Pull every line holding the string "JSON" from the records below.

= = = = = = =

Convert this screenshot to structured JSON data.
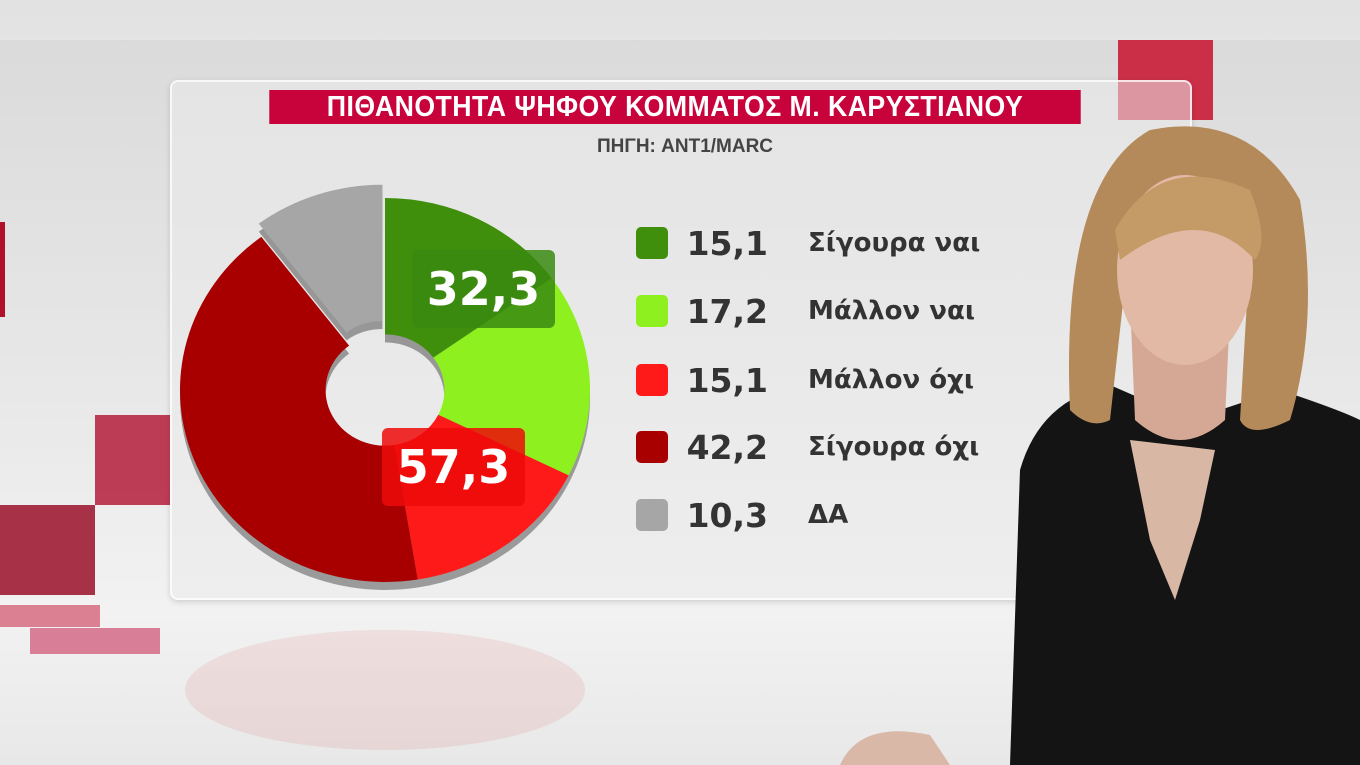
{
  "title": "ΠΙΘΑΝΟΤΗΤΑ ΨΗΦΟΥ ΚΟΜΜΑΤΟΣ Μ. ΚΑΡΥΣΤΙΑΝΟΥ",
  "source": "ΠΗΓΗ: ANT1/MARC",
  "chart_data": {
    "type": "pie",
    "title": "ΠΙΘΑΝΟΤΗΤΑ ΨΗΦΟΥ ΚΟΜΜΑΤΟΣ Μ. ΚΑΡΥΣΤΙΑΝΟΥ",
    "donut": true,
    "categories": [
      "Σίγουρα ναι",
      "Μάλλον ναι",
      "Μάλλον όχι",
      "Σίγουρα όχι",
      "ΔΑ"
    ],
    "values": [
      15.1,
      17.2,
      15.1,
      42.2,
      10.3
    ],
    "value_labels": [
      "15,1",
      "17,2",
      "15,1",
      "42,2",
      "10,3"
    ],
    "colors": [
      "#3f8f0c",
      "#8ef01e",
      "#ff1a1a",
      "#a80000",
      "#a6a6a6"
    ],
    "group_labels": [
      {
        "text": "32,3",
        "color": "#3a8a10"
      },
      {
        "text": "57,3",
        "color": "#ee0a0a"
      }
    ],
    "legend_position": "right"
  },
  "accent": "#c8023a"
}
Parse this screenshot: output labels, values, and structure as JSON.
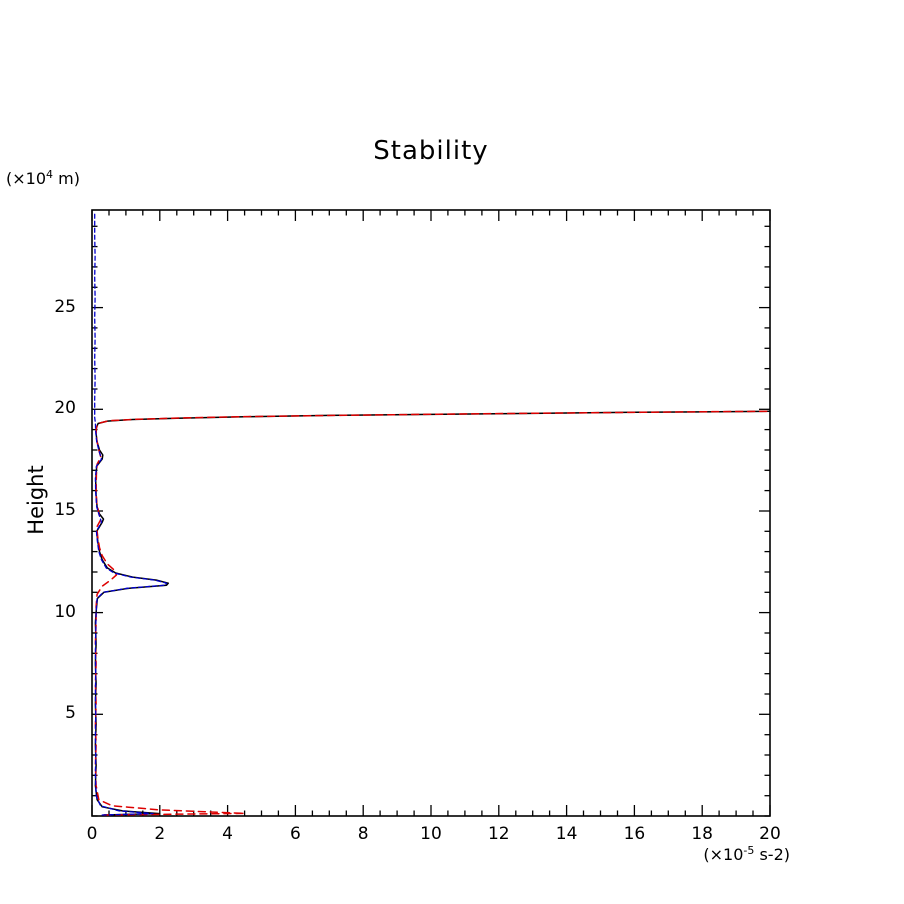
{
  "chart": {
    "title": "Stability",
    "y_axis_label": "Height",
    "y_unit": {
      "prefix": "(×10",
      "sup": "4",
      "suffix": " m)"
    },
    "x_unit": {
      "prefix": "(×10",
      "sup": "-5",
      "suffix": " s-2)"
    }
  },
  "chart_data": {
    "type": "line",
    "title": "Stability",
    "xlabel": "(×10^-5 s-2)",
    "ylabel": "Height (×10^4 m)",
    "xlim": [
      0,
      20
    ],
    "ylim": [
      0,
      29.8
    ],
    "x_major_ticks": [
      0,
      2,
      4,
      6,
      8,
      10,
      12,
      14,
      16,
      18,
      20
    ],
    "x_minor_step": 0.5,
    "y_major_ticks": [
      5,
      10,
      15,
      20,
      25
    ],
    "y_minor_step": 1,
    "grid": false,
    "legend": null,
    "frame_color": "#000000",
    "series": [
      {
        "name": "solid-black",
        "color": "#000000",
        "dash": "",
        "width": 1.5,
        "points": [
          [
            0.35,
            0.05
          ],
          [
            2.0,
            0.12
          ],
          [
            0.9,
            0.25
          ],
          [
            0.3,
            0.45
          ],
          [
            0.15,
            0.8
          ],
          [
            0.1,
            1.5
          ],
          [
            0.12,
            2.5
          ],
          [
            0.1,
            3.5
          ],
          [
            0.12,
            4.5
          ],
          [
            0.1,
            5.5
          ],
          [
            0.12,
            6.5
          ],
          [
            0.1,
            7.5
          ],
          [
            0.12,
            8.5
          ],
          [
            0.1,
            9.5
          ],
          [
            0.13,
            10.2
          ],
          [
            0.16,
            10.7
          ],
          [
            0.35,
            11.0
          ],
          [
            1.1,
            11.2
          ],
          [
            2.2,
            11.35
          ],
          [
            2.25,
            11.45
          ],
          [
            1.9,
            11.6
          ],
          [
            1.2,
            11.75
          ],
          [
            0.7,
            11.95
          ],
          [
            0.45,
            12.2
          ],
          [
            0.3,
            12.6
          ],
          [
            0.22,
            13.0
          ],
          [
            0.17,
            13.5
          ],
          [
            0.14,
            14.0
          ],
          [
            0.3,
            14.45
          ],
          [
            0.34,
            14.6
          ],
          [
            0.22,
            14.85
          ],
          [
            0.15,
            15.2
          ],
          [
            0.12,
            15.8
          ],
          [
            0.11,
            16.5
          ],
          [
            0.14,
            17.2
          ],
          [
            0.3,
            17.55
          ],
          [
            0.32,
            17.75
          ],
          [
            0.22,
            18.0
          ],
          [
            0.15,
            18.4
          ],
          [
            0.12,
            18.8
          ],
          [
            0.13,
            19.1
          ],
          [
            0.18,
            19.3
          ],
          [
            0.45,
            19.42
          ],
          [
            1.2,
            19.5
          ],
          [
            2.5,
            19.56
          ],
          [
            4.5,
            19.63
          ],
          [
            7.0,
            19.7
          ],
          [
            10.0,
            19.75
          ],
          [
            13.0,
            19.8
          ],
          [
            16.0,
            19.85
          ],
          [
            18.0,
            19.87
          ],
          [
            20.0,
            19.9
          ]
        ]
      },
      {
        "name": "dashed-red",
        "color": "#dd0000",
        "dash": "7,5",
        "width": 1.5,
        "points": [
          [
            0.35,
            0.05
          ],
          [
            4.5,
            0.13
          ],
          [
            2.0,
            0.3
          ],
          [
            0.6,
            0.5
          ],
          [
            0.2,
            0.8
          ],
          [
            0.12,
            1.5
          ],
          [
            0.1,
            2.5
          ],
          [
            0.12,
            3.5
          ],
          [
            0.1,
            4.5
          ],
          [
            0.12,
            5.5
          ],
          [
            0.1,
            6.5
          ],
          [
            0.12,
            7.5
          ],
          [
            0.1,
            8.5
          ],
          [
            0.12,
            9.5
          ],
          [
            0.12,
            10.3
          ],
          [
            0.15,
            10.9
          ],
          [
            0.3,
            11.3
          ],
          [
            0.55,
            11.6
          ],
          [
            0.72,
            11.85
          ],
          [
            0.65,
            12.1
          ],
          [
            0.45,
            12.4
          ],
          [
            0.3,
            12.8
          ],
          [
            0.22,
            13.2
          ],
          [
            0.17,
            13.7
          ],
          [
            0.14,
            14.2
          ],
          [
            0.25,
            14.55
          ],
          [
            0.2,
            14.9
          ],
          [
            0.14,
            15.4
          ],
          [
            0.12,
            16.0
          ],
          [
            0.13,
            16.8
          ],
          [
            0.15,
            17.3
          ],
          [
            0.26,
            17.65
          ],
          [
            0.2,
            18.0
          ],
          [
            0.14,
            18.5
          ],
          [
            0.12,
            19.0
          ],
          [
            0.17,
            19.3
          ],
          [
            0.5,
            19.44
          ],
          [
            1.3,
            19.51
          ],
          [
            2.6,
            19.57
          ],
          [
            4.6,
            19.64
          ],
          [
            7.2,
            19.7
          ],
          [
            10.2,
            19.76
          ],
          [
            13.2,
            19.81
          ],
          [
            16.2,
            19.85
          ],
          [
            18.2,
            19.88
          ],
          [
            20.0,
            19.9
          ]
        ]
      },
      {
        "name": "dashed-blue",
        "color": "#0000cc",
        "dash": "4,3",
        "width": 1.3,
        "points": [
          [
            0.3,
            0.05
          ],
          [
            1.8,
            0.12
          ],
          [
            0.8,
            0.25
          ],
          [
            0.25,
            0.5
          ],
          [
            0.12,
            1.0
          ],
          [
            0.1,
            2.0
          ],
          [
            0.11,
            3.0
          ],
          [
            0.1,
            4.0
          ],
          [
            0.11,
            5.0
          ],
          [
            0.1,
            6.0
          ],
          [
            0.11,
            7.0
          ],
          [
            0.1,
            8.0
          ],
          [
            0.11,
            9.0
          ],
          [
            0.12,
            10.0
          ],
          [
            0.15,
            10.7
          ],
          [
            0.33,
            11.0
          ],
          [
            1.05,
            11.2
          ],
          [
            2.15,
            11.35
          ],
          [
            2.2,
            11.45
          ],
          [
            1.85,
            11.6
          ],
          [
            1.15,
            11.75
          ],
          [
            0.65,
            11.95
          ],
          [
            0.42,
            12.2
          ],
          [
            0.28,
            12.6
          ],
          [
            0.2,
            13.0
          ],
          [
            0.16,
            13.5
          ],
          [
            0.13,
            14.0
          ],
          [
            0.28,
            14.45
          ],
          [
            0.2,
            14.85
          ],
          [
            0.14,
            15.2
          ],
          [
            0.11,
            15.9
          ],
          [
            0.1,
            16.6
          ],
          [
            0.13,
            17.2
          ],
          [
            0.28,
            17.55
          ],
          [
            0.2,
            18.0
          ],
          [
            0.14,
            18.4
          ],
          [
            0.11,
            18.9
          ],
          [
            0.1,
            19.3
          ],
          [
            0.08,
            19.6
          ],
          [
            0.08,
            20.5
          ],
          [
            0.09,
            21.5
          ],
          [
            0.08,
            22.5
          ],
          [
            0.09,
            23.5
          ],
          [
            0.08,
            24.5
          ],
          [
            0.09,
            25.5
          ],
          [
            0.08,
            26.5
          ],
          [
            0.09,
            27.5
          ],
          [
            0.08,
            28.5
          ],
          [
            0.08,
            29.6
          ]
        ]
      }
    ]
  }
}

= = = = = = =

**The result**
Convert this screenshot to structured JSON data.
Parse this screenshot: output labels, values, and structure as JSON.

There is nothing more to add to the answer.